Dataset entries
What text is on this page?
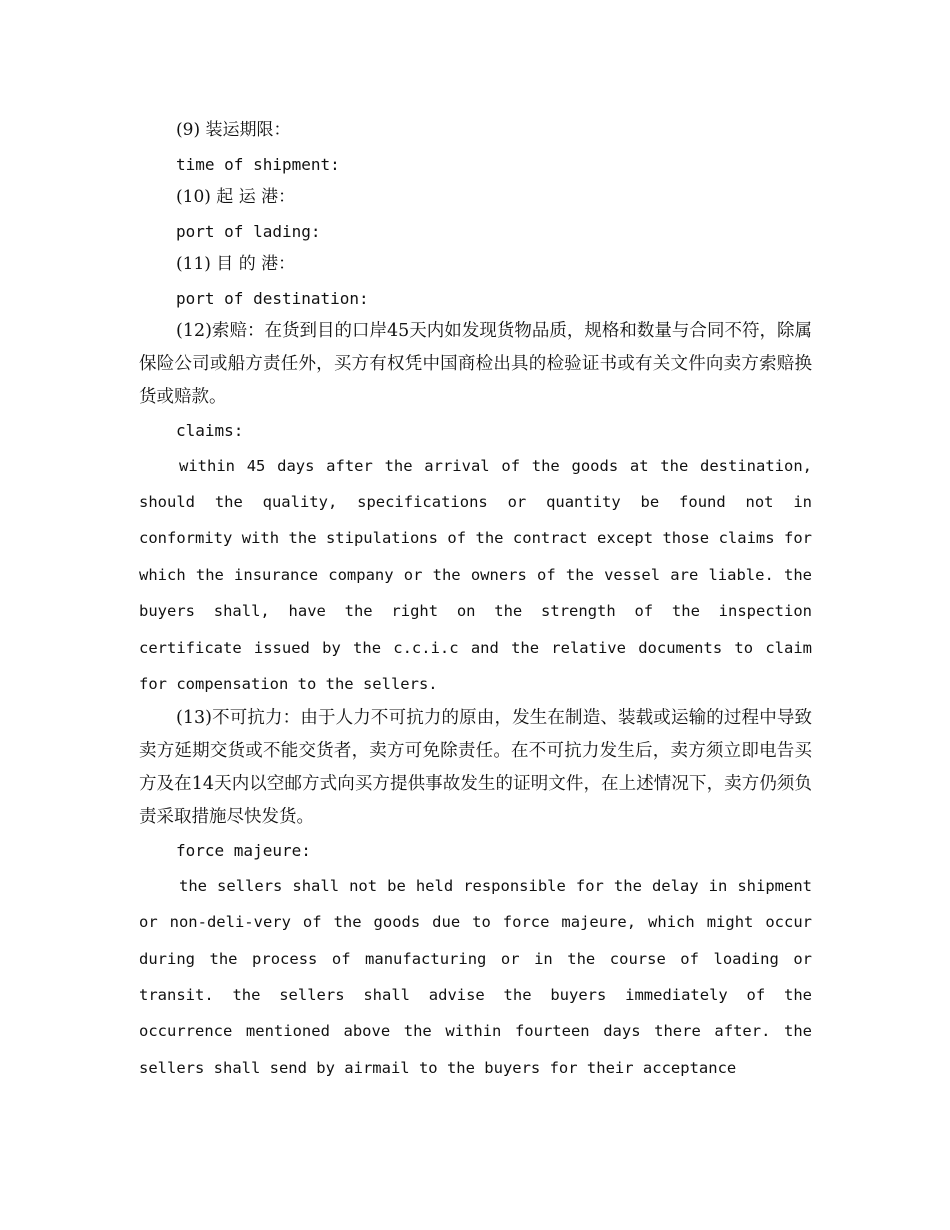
(9) 装运期限：
time of shipment:
(10) 起 运 港：
port of lading:
(11) 目 的 港：
port of destination:

(12)索赔：在货到目的口岸45天内如发现货物品质，规格和数量与合同不符，除属保险公司或船方责任外，买方有权凭中国商检出具的检验证书或有关文件向卖方索赔换货或赔款。

claims:

within 45 days after the arrival of the goods at the destination, should the quality, specifications or quantity be found not in conformity with the stipulations of the contract except those claims for which the insurance company or the owners of the vessel are liable. the buyers shall, have the right on the strength of the inspection certificate issued by the c.c.i.c and the relative documents to claim for compensation to the sellers.

(13)不可抗力：由于人力不可抗力的原由，发生在制造、装载或运输的过程中导致卖方延期交货或不能交货者，卖方可免除责任。在不可抗力发生后，卖方须立即电告买方及在14天内以空邮方式向买方提供事故发生的证明文件，在上述情况下，卖方仍须负责采取措施尽快发货。

force majeure:

the sellers shall not be held responsible for the delay in shipment or non-deli-very of the goods due to force majeure, which might occur during the process of manufacturing or in the course of loading or transit. the sellers shall advise the buyers immediately of the occurrence mentioned above the within fourteen days there after. the sellers shall send by airmail to the buyers for their acceptance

## WRITTEN EXERCISE
Transcribe the records above exactly as they appear, leaving out any pictures.

## RESPONSE FOR THIS EXERCISE
What text is on this page?
(9) 装运期限：
time of shipment:
(10) 起 运 港：
port of lading:
(11) 目 的 港：
port of destination:

(12)索赔：在货到目的口岸45天内如发现货物品质，规格和数量与合同不符，除属保险公司或船方责任外，买方有权凭中国商检出具的检验证书或有关文件向卖方索赔换货或赔款。

claims:

within 45 days after the arrival of the goods at the destination, should the quality, specifications or quantity be found not in conformity with the stipulations of the contract except those claims for which the insurance company or the owners of the vessel are liable. the buyers shall, have the right on the strength of the inspection certificate issued by the c.c.i.c and the relative documents to claim for compensation to the sellers.

(13)不可抗力：由于人力不可抗力的原由，发生在制造、装载或运输的过程中导致卖方延期交货或不能交货者，卖方可免除责任。在不可抗力发生后，卖方须立即电告买方及在14天内以空邮方式向买方提供事故发生的证明文件，在上述情况下，卖方仍须负责采取措施尽快发货。

force majeure:

the sellers shall not be held responsible for the delay in shipment or non-deli-very of the goods due to force majeure, which might occur during the process of manufacturing or in the course of loading or transit. the sellers shall advise the buyers immediately of the occurrence mentioned above the within fourteen days there after. the sellers shall send by airmail to the buyers for their acceptance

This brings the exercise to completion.